Requirements: Extract each line holding the word "color" from the entries.

Figure record listings:
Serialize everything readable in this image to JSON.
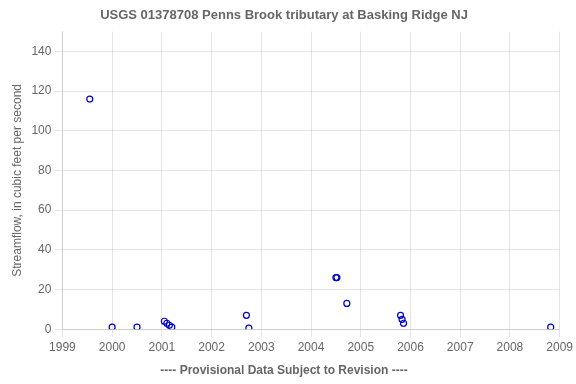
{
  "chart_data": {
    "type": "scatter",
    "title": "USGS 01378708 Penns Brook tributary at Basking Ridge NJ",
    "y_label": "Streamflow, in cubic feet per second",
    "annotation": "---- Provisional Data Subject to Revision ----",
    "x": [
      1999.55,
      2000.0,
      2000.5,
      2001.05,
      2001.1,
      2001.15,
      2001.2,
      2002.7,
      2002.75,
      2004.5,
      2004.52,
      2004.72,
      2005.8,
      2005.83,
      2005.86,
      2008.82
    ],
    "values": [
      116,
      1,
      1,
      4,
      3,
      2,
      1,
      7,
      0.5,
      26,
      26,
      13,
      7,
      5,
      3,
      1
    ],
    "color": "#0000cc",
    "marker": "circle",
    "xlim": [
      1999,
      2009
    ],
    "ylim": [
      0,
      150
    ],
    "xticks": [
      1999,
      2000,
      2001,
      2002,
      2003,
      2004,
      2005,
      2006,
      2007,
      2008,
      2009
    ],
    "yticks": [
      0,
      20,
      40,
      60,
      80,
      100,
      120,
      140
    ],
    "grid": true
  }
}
---
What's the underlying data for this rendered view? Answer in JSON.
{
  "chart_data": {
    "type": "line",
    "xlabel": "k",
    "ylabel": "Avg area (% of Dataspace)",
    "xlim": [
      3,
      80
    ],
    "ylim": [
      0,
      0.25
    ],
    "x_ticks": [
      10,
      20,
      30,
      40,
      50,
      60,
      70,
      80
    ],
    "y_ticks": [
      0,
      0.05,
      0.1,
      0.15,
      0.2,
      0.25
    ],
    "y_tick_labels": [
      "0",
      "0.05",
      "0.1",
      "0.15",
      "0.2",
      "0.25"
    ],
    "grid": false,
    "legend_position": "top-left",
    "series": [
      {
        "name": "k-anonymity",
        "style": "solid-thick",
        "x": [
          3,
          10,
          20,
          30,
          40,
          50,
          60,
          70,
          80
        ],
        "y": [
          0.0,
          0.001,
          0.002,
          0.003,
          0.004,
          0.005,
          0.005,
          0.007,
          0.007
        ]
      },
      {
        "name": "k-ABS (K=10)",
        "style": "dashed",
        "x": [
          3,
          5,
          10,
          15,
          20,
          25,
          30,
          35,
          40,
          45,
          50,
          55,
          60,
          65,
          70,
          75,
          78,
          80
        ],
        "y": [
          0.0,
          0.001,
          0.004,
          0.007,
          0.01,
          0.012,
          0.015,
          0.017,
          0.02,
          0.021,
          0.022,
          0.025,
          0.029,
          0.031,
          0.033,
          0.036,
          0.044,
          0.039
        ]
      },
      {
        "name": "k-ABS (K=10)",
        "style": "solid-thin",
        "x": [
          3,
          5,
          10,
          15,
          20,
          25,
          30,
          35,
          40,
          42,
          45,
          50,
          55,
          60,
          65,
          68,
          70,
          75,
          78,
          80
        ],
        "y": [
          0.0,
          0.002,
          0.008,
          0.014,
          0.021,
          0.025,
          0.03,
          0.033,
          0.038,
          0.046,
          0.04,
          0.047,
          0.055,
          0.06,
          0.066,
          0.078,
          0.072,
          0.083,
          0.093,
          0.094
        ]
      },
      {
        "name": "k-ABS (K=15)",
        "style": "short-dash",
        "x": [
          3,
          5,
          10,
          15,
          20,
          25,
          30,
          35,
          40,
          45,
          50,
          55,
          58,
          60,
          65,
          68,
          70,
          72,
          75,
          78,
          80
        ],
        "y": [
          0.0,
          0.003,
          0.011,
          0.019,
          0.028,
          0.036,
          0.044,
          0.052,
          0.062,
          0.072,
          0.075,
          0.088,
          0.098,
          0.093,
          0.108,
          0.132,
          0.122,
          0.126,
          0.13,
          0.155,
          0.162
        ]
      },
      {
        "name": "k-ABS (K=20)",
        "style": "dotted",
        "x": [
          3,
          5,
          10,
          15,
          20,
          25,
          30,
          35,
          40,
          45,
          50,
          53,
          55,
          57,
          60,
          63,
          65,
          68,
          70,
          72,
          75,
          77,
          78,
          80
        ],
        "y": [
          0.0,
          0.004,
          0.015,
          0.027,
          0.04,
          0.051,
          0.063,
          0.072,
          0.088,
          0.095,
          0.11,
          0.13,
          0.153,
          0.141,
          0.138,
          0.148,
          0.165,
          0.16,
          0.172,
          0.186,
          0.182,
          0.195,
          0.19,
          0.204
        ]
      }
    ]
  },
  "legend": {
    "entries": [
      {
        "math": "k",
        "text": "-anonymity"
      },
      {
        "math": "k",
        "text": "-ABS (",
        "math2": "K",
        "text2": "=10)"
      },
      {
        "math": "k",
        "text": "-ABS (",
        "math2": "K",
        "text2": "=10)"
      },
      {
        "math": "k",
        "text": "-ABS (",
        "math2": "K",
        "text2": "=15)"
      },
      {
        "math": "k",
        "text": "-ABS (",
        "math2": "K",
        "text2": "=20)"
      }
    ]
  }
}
* * *
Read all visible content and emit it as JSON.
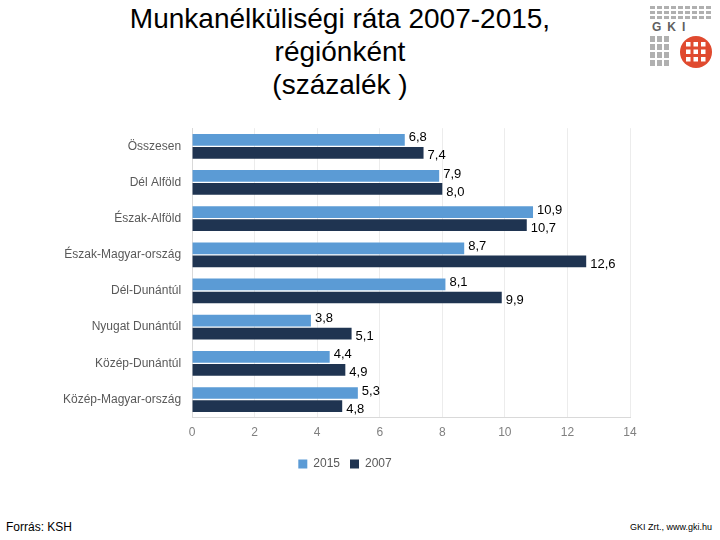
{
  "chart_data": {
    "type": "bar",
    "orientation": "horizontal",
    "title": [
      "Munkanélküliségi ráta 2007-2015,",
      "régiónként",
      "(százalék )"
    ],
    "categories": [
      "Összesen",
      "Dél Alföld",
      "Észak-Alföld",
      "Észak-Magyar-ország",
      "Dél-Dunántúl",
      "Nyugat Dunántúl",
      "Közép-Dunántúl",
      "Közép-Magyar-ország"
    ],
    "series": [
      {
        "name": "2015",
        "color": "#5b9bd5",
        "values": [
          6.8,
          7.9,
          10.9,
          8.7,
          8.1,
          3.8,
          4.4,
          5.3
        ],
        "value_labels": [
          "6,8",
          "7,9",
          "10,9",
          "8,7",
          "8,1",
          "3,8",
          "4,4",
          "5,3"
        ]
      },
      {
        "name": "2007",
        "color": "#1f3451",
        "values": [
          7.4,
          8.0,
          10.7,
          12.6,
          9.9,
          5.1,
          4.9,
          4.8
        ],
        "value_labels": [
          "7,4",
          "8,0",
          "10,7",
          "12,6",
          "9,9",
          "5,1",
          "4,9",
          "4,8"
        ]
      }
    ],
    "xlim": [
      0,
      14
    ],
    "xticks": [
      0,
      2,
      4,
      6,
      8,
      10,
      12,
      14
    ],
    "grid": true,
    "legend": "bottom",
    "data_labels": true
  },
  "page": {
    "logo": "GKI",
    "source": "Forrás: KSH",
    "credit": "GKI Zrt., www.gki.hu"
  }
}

Completed exercise:
    "color": "#0000cc",
        "color": "#5b9bd5",
        "color": "#1f3451",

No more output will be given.